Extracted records
- - - - -

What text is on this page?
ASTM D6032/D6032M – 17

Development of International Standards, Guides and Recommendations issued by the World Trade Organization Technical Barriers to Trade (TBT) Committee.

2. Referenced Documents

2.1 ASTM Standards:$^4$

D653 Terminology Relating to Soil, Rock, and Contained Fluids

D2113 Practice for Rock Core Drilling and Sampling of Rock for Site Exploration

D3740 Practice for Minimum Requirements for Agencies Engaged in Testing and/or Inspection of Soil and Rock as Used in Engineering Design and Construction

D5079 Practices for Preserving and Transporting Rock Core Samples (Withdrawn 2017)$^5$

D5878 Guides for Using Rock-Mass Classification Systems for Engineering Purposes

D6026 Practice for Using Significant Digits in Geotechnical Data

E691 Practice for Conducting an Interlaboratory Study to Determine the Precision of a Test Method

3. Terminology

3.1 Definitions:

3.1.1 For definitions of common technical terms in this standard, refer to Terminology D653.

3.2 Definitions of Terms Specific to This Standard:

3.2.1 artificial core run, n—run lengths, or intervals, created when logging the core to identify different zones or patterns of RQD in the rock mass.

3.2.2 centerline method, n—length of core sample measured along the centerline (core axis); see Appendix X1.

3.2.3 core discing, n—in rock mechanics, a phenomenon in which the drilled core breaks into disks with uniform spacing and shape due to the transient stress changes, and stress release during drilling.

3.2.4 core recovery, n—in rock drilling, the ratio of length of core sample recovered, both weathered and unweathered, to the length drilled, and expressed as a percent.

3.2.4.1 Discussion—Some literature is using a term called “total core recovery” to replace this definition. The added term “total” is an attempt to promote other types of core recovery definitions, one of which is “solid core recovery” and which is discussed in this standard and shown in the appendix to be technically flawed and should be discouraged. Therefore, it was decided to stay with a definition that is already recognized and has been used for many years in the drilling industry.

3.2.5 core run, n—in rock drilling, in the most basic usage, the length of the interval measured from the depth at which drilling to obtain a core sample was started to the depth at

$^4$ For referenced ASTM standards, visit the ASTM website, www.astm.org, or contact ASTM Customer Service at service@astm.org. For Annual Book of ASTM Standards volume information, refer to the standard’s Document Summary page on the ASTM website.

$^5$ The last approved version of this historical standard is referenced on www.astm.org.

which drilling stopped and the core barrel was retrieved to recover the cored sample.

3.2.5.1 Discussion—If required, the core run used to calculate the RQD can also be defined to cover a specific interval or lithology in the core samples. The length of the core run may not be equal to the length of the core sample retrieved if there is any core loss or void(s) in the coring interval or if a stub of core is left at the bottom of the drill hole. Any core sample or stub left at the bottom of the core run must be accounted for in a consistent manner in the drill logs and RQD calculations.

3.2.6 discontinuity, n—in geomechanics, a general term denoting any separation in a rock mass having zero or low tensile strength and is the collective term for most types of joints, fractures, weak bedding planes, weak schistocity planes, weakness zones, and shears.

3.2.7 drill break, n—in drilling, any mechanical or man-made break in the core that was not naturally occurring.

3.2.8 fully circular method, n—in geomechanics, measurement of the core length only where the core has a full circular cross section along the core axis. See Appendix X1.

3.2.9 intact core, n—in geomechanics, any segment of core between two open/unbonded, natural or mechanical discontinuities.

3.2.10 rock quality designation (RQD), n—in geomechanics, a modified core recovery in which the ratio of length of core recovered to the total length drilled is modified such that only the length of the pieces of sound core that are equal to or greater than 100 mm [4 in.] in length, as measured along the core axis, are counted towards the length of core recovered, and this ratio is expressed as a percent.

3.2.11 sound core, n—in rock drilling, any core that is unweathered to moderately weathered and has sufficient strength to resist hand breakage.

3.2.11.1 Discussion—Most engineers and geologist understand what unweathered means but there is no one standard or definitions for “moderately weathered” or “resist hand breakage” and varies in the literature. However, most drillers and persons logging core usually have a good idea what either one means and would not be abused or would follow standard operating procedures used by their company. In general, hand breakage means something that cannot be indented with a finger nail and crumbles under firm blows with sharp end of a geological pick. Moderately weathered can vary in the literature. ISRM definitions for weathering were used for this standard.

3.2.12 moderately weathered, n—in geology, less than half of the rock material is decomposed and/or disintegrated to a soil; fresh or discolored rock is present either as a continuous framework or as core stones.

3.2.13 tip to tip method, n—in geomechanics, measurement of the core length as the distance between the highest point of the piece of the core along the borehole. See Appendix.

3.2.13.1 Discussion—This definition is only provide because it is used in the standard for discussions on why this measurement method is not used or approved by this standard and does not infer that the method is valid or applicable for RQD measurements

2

- - - - -

#### DIRECTIONS FOR THIS TASK
Looking at the records above, tally the lines holding "mechanical" and reply with that number only.

#### EXERCISE SOLUTION
2